Extracts from a graphics dataset
"""
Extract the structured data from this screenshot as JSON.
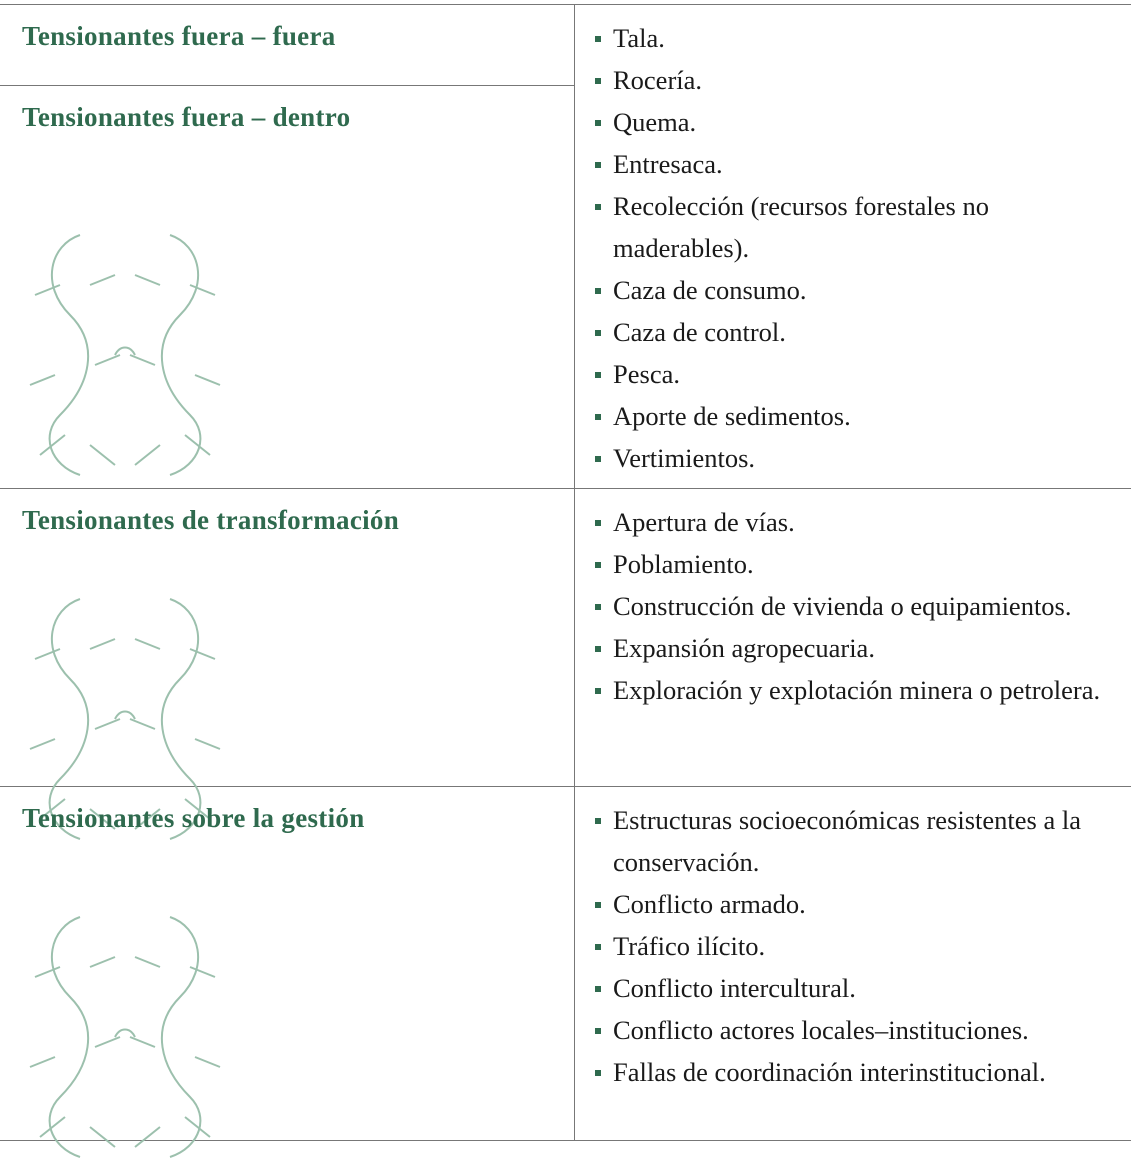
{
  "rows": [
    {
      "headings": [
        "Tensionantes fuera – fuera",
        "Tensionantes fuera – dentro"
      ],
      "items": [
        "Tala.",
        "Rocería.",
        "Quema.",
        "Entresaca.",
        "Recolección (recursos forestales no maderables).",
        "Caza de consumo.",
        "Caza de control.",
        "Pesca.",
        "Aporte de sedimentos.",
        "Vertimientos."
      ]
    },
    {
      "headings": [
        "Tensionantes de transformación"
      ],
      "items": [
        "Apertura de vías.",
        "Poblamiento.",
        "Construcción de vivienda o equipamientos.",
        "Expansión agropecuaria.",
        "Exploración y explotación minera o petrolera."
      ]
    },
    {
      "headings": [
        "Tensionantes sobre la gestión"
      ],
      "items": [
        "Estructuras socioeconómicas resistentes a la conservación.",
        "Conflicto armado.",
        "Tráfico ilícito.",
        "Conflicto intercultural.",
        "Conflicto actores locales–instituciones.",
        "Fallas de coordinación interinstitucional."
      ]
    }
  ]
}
"""
Direction — Out of the material above, select every line that holds the string "Conflicto".

Exercise result —
        "Conflicto armado.",
        "Conflicto intercultural.",
        "Conflicto actores locales–instituciones.",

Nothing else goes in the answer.